### What you are asked to do
Return each line containing "title".

(Source records)

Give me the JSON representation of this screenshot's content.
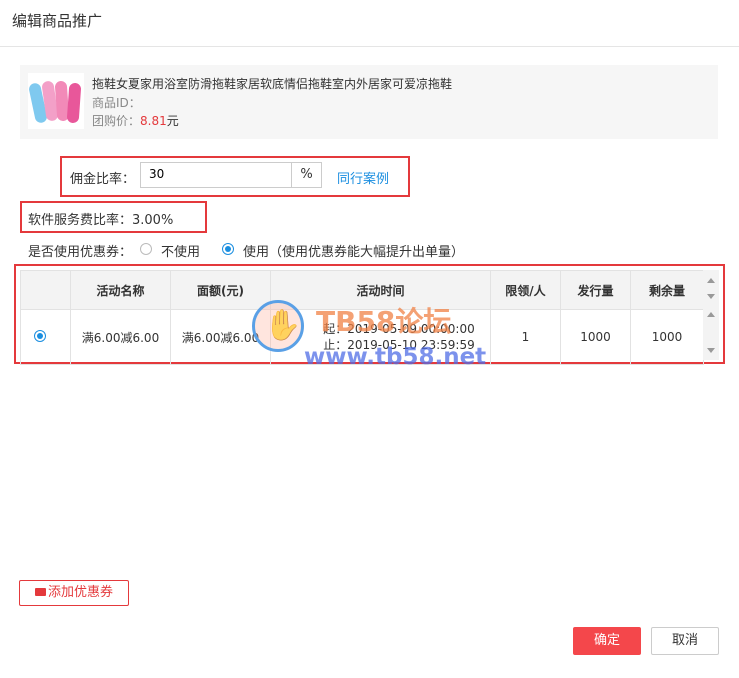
{
  "dialog": {
    "title": "编辑商品推广"
  },
  "product": {
    "name": "拖鞋女夏家用浴室防滑拖鞋家居软底情侣拖鞋室内外居家可爱凉拖鞋",
    "id_label": "商品ID：",
    "price_label": "团购价：",
    "price_value": "8.81",
    "price_unit": "元"
  },
  "commission": {
    "label": "佣金比率：",
    "value": "30",
    "unit": "%",
    "link": "同行案例"
  },
  "service_fee": {
    "label": "软件服务费比率：3.00%"
  },
  "coupon_use": {
    "question": "是否使用优惠券：",
    "option_no": "不使用",
    "option_yes": "使用（使用优惠券能大幅提升出单量）",
    "selected": "yes"
  },
  "coupon_table": {
    "headers": [
      "",
      "活动名称",
      "面额(元)",
      "活动时间",
      "限领/人",
      "发行量",
      "剩余量"
    ],
    "rows": [
      {
        "name": "满6.00减6.00",
        "amount": "满6.00减6.00",
        "start": "起：2019-05-09 00:00:00",
        "end": "止：2019-05-10 23:59:59",
        "limit": "1",
        "issued": "1000",
        "remaining": "1000"
      }
    ]
  },
  "watermark": {
    "line1": "TB58论坛",
    "line2": "www.tb58.net"
  },
  "footer": {
    "add_coupon": "添加优惠券",
    "confirm": "确定",
    "cancel": "取消"
  },
  "colors": {
    "accent_red": "#e4393c",
    "link_blue": "#1a8ee0",
    "confirm_bg": "#f4474b"
  }
}
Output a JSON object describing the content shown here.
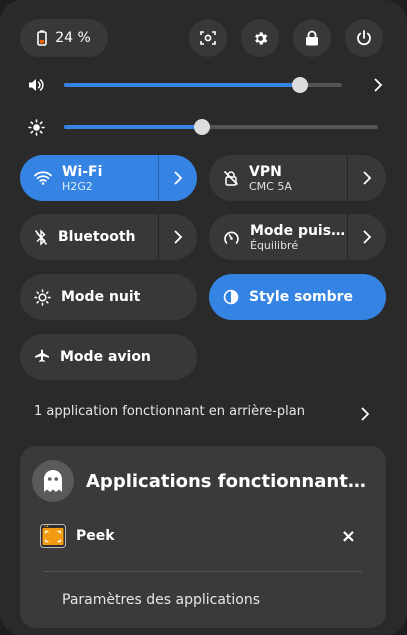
{
  "top": {
    "battery": "24 %",
    "buttons": [
      {
        "name": "screenshot-button",
        "icon": "screenshot-icon"
      },
      {
        "name": "settings-button",
        "icon": "gear-icon"
      },
      {
        "name": "lock-button",
        "icon": "lock-icon"
      },
      {
        "name": "power-button",
        "icon": "power-icon"
      }
    ]
  },
  "volume": {
    "level": 0.85
  },
  "brightness": {
    "level": 0.44
  },
  "tiles": {
    "wifi": {
      "title": "Wi-Fi",
      "sub": "H2G2"
    },
    "vpn": {
      "title": "VPN",
      "sub": "CMC 5A"
    },
    "bluetooth": {
      "title": "Bluetooth"
    },
    "power_mode": {
      "title": "Mode puiss…",
      "sub": "Équilibré"
    },
    "night": {
      "title": "Mode nuit"
    },
    "dark_style": {
      "title": "Style sombre"
    },
    "airplane": {
      "title": "Mode avion"
    }
  },
  "background_apps": {
    "label": "1 application fonctionnant en arrière-plan"
  },
  "card": {
    "title": "Applications fonctionnant en arrière-plan",
    "app": "Peek",
    "close": "×",
    "settings": "Paramètres des applications"
  },
  "colors": {
    "accent": "#3584e4",
    "panel": "#2a2a2a",
    "tile": "#383838"
  }
}
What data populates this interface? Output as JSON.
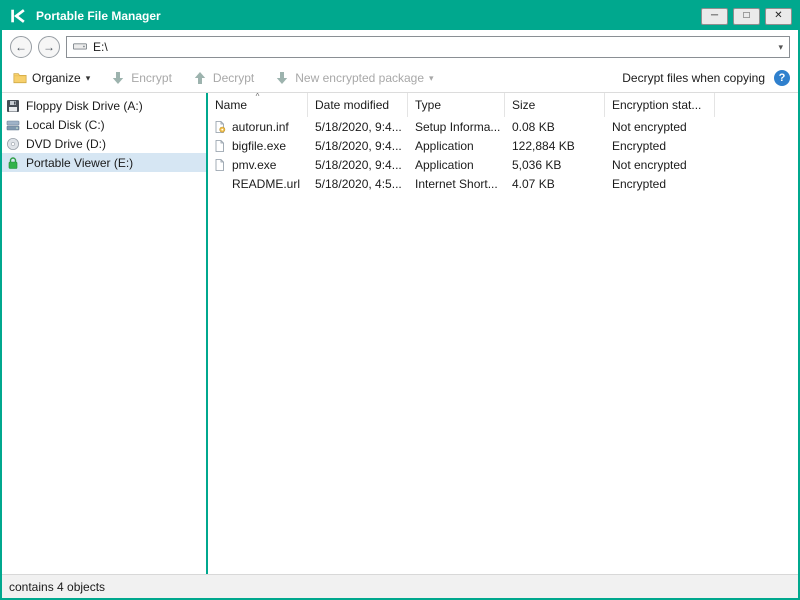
{
  "window": {
    "title": "Portable File Manager",
    "controls": {
      "minimize": "─",
      "maximize": "□",
      "close": "✕"
    }
  },
  "icons": {
    "back": "←",
    "forward": "→",
    "chevron_down": "▾",
    "sort_asc": "^",
    "help": "?"
  },
  "navbar": {
    "address": "E:\\"
  },
  "toolbar": {
    "organize_label": "Organize",
    "encrypt_label": "Encrypt",
    "decrypt_label": "Decrypt",
    "new_package_label": "New encrypted package",
    "decrypt_when_copying_label": "Decrypt files when copying"
  },
  "sidebar": {
    "items": [
      {
        "label": "Floppy Disk Drive (A:)",
        "icon": "floppy-disk-icon",
        "selected": false
      },
      {
        "label": "Local Disk (C:)",
        "icon": "hard-disk-icon",
        "selected": false
      },
      {
        "label": "DVD Drive (D:)",
        "icon": "dvd-disc-icon",
        "selected": false
      },
      {
        "label": "Portable Viewer (E:)",
        "icon": "lock-icon",
        "selected": true
      }
    ]
  },
  "filelist": {
    "columns": [
      "Name",
      "Date modified",
      "Type",
      "Size",
      "Encryption stat..."
    ],
    "rows": [
      {
        "name": "autorun.inf",
        "date": "5/18/2020, 9:4...",
        "type": "Setup Informa...",
        "size": "0.08 KB",
        "encryption": "Not encrypted",
        "icon": "setup-information-file-icon"
      },
      {
        "name": "bigfile.exe",
        "date": "5/18/2020, 9:4...",
        "type": "Application",
        "size": "122,884 KB",
        "encryption": "Encrypted",
        "icon": "application-file-icon"
      },
      {
        "name": "pmv.exe",
        "date": "5/18/2020, 9:4...",
        "type": "Application",
        "size": "5,036 KB",
        "encryption": "Not encrypted",
        "icon": "application-file-icon"
      },
      {
        "name": "README.url",
        "date": "5/18/2020, 4:5...",
        "type": "Internet Short...",
        "size": "4.07 KB",
        "encryption": "Encrypted",
        "icon": "none"
      }
    ]
  },
  "statusbar": {
    "text": "contains 4 objects"
  },
  "colors": {
    "brand_teal": "#00a88e",
    "selection": "#d6e6f3",
    "help_blue": "#2f80cd",
    "disabled_text": "#a8a8a8"
  }
}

### Final result
    "title": "编辑商品推广"
      "title": "Wi-Fi",
      "title": "VPN",
      "title": "Bluetooth"
      "title": "Mode puiss…",
      "title": "Mode nuit"
      "title": "Style sombre"
      "title": "Mode avion"
    "title": "Applications fonctionnant en arrière-plan",
    "title": "Portable File Manager",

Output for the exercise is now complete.